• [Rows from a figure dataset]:
+ + + + + + +

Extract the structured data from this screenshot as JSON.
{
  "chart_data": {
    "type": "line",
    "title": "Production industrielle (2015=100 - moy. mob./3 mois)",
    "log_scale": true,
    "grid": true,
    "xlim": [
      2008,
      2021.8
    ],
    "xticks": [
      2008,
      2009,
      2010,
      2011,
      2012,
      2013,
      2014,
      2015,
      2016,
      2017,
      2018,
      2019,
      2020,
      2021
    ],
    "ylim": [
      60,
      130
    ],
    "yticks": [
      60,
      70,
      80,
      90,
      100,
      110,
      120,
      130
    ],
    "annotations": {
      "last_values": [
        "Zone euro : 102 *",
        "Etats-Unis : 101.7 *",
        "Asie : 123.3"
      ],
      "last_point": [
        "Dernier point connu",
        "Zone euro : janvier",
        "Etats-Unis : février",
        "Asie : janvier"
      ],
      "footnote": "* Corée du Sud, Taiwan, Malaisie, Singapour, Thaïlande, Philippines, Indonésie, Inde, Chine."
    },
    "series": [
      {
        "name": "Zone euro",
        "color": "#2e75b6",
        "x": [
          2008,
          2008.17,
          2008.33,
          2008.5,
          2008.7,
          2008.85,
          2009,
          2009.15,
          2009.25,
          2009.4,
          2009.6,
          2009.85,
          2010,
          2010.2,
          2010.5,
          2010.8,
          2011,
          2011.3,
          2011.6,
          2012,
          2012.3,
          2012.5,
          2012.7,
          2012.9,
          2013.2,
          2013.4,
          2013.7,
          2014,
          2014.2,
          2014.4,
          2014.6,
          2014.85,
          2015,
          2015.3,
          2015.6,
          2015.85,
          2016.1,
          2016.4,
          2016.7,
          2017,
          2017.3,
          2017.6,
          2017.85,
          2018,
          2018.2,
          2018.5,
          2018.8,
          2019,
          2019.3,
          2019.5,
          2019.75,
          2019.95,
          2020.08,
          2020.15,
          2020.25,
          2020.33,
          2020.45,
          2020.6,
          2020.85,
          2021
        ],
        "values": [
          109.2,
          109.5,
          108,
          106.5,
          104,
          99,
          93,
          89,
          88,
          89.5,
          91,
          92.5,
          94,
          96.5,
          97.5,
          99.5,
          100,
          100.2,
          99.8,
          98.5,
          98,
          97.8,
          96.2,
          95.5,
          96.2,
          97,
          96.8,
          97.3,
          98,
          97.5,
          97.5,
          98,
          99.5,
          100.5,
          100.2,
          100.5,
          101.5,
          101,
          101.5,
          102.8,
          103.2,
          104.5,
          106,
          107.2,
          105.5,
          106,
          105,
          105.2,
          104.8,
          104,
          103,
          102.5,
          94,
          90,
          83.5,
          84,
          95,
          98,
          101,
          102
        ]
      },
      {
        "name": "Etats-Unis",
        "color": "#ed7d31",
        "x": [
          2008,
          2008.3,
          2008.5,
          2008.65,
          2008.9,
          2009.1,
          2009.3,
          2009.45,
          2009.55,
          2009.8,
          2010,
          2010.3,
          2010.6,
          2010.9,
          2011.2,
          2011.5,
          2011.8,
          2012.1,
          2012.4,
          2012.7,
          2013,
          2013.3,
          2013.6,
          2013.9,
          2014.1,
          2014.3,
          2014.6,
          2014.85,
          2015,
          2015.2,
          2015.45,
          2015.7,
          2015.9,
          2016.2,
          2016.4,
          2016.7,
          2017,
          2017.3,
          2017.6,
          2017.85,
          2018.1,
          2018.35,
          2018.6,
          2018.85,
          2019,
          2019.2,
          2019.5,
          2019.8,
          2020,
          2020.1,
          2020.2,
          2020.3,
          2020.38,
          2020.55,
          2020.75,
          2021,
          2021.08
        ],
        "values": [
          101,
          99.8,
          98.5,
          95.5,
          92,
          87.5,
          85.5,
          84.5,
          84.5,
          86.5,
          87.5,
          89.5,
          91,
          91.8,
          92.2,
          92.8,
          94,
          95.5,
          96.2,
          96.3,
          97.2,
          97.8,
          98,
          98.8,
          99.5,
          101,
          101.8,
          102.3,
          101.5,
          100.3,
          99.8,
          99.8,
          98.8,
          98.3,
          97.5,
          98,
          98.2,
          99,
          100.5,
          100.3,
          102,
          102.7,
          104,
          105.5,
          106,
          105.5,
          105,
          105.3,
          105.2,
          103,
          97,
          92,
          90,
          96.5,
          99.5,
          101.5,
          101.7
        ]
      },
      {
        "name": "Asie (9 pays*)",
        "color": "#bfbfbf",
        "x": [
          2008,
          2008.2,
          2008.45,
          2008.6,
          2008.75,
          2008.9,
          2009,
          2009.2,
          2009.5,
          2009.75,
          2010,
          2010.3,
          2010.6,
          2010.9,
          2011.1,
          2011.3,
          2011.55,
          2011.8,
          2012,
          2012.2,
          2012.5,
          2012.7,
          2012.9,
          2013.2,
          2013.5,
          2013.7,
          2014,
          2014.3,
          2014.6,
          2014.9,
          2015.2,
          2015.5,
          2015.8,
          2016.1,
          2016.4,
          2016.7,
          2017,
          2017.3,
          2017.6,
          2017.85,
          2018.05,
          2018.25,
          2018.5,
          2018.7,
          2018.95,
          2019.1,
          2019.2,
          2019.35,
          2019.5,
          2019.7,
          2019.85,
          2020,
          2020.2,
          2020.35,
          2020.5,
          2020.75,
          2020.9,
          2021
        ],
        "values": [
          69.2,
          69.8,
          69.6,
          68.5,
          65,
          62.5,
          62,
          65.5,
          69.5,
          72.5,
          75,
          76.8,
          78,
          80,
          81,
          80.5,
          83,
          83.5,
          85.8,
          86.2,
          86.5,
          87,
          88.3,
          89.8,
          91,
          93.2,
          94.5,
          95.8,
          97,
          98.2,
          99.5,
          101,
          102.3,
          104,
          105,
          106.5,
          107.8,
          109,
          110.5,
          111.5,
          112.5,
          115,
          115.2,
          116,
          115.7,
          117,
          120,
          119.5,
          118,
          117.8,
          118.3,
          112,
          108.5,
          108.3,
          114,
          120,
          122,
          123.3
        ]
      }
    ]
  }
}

+ + + + + + +

• [SHORT TASK]:
All entries shown above should be printed again exactly.

• [ANSWER TO THIS EXERCISE]:
Extract the structured data from this screenshot as JSON.
{
  "chart_data": {
    "type": "line",
    "title": "Production industrielle (2015=100 - moy. mob./3 mois)",
    "log_scale": true,
    "grid": true,
    "xlim": [
      2008,
      2021.8
    ],
    "xticks": [
      2008,
      2009,
      2010,
      2011,
      2012,
      2013,
      2014,
      2015,
      2016,
      2017,
      2018,
      2019,
      2020,
      2021
    ],
    "ylim": [
      60,
      130
    ],
    "yticks": [
      60,
      70,
      80,
      90,
      100,
      110,
      120,
      130
    ],
    "annotations": {
      "last_values": [
        "Zone euro : 102 *",
        "Etats-Unis : 101.7 *",
        "Asie : 123.3"
      ],
      "last_point": [
        "Dernier point connu",
        "Zone euro : janvier",
        "Etats-Unis : février",
        "Asie : janvier"
      ],
      "footnote": "* Corée du Sud, Taiwan, Malaisie, Singapour, Thaïlande, Philippines, Indonésie, Inde, Chine."
    },
    "series": [
      {
        "name": "Zone euro",
        "color": "#2e75b6",
        "x": [
          2008,
          2008.17,
          2008.33,
          2008.5,
          2008.7,
          2008.85,
          2009,
          2009.15,
          2009.25,
          2009.4,
          2009.6,
          2009.85,
          2010,
          2010.2,
          2010.5,
          2010.8,
          2011,
          2011.3,
          2011.6,
          2012,
          2012.3,
          2012.5,
          2012.7,
          2012.9,
          2013.2,
          2013.4,
          2013.7,
          2014,
          2014.2,
          2014.4,
          2014.6,
          2014.85,
          2015,
          2015.3,
          2015.6,
          2015.85,
          2016.1,
          2016.4,
          2016.7,
          2017,
          2017.3,
          2017.6,
          2017.85,
          2018,
          2018.2,
          2018.5,
          2018.8,
          2019,
          2019.3,
          2019.5,
          2019.75,
          2019.95,
          2020.08,
          2020.15,
          2020.25,
          2020.33,
          2020.45,
          2020.6,
          2020.85,
          2021
        ],
        "values": [
          109.2,
          109.5,
          108,
          106.5,
          104,
          99,
          93,
          89,
          88,
          89.5,
          91,
          92.5,
          94,
          96.5,
          97.5,
          99.5,
          100,
          100.2,
          99.8,
          98.5,
          98,
          97.8,
          96.2,
          95.5,
          96.2,
          97,
          96.8,
          97.3,
          98,
          97.5,
          97.5,
          98,
          99.5,
          100.5,
          100.2,
          100.5,
          101.5,
          101,
          101.5,
          102.8,
          103.2,
          104.5,
          106,
          107.2,
          105.5,
          106,
          105,
          105.2,
          104.8,
          104,
          103,
          102.5,
          94,
          90,
          83.5,
          84,
          95,
          98,
          101,
          102
        ]
      },
      {
        "name": "Etats-Unis",
        "color": "#ed7d31",
        "x": [
          2008,
          2008.3,
          2008.5,
          2008.65,
          2008.9,
          2009.1,
          2009.3,
          2009.45,
          2009.55,
          2009.8,
          2010,
          2010.3,
          2010.6,
          2010.9,
          2011.2,
          2011.5,
          2011.8,
          2012.1,
          2012.4,
          2012.7,
          2013,
          2013.3,
          2013.6,
          2013.9,
          2014.1,
          2014.3,
          2014.6,
          2014.85,
          2015,
          2015.2,
          2015.45,
          2015.7,
          2015.9,
          2016.2,
          2016.4,
          2016.7,
          2017,
          2017.3,
          2017.6,
          2017.85,
          2018.1,
          2018.35,
          2018.6,
          2018.85,
          2019,
          2019.2,
          2019.5,
          2019.8,
          2020,
          2020.1,
          2020.2,
          2020.3,
          2020.38,
          2020.55,
          2020.75,
          2021,
          2021.08
        ],
        "values": [
          101,
          99.8,
          98.5,
          95.5,
          92,
          87.5,
          85.5,
          84.5,
          84.5,
          86.5,
          87.5,
          89.5,
          91,
          91.8,
          92.2,
          92.8,
          94,
          95.5,
          96.2,
          96.3,
          97.2,
          97.8,
          98,
          98.8,
          99.5,
          101,
          101.8,
          102.3,
          101.5,
          100.3,
          99.8,
          99.8,
          98.8,
          98.3,
          97.5,
          98,
          98.2,
          99,
          100.5,
          100.3,
          102,
          102.7,
          104,
          105.5,
          106,
          105.5,
          105,
          105.3,
          105.2,
          103,
          97,
          92,
          90,
          96.5,
          99.5,
          101.5,
          101.7
        ]
      },
      {
        "name": "Asie (9 pays*)",
        "color": "#bfbfbf",
        "x": [
          2008,
          2008.2,
          2008.45,
          2008.6,
          2008.75,
          2008.9,
          2009,
          2009.2,
          2009.5,
          2009.75,
          2010,
          2010.3,
          2010.6,
          2010.9,
          2011.1,
          2011.3,
          2011.55,
          2011.8,
          2012,
          2012.2,
          2012.5,
          2012.7,
          2012.9,
          2013.2,
          2013.5,
          2013.7,
          2014,
          2014.3,
          2014.6,
          2014.9,
          2015.2,
          2015.5,
          2015.8,
          2016.1,
          2016.4,
          2016.7,
          2017,
          2017.3,
          2017.6,
          2017.85,
          2018.05,
          2018.25,
          2018.5,
          2018.7,
          2018.95,
          2019.1,
          2019.2,
          2019.35,
          2019.5,
          2019.7,
          2019.85,
          2020,
          2020.2,
          2020.35,
          2020.5,
          2020.75,
          2020.9,
          2021
        ],
        "values": [
          69.2,
          69.8,
          69.6,
          68.5,
          65,
          62.5,
          62,
          65.5,
          69.5,
          72.5,
          75,
          76.8,
          78,
          80,
          81,
          80.5,
          83,
          83.5,
          85.8,
          86.2,
          86.5,
          87,
          88.3,
          89.8,
          91,
          93.2,
          94.5,
          95.8,
          97,
          98.2,
          99.5,
          101,
          102.3,
          104,
          105,
          106.5,
          107.8,
          109,
          110.5,
          111.5,
          112.5,
          115,
          115.2,
          116,
          115.7,
          117,
          120,
          119.5,
          118,
          117.8,
          118.3,
          112,
          108.5,
          108.3,
          114,
          120,
          122,
          123.3
        ]
      }
    ]
  }
}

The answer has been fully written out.